Task details
Return all lines where the word "Wniosków" can be found.
■ ■ ■ ■ ■
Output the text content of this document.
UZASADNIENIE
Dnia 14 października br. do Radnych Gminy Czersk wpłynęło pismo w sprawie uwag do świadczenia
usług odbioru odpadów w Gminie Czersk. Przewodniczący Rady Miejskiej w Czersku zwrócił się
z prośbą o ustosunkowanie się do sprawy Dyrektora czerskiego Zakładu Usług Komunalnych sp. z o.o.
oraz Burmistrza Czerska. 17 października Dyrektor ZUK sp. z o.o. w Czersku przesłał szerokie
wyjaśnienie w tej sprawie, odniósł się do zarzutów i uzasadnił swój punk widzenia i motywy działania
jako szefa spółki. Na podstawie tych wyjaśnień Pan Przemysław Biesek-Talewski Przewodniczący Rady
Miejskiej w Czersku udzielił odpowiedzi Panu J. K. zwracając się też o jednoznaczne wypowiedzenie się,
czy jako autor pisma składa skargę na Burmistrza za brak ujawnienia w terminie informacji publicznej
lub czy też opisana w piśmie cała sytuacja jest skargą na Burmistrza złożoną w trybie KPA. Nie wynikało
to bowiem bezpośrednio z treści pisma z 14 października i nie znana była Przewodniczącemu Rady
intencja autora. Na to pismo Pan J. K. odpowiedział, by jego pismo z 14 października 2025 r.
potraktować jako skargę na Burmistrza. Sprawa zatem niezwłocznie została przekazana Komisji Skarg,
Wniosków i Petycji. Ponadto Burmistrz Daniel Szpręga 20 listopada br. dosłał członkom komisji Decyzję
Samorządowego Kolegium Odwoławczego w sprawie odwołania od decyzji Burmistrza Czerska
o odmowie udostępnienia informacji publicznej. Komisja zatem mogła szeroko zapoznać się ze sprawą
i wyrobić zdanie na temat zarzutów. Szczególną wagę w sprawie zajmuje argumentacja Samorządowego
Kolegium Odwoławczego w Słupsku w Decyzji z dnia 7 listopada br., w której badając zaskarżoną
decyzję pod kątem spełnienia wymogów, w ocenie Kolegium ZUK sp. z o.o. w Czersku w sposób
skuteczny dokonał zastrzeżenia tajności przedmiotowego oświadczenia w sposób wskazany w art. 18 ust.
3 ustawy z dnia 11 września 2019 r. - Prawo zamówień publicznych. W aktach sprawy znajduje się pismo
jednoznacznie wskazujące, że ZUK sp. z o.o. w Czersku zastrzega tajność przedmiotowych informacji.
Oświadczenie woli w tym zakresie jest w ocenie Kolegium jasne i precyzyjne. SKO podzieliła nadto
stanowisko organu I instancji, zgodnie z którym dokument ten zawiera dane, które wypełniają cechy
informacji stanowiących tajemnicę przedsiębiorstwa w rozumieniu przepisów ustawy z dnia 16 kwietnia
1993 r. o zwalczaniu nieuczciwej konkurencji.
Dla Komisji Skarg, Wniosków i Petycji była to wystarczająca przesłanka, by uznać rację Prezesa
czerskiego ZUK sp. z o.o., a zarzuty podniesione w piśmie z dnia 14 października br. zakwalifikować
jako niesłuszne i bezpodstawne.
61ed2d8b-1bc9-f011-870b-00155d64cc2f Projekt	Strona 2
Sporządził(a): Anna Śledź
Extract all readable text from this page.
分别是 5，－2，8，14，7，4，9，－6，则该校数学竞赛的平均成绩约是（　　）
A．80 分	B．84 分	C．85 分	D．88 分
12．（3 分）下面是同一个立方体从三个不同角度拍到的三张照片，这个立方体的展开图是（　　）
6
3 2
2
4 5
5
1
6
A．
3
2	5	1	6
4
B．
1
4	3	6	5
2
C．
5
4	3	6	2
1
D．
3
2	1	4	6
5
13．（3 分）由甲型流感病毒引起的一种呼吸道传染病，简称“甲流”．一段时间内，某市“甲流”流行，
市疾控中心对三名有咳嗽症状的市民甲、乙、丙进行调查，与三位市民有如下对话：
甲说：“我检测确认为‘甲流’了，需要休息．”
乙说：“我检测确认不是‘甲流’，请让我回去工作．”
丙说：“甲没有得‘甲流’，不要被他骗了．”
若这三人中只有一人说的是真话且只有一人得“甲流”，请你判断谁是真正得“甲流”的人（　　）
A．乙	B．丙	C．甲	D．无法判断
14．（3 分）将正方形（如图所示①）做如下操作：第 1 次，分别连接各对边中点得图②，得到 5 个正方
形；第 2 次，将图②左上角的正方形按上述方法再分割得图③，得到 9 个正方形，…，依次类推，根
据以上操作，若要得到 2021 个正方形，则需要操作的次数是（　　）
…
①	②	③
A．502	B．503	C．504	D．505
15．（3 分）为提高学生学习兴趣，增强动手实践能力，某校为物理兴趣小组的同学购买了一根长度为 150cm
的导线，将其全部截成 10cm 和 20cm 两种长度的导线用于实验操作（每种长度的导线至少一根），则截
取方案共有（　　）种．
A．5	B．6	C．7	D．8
■ ■ ■ ■ ■
Answer to this exercise
Wniosków i Petycji. Ponadto Burmistrz Daniel Szpręga 20 listopada br. dosłał członkom komisji Decyzję
Dla Komisji Skarg, Wniosków i Petycji była to wystarczająca przesłanka, by uznać rację Prezesa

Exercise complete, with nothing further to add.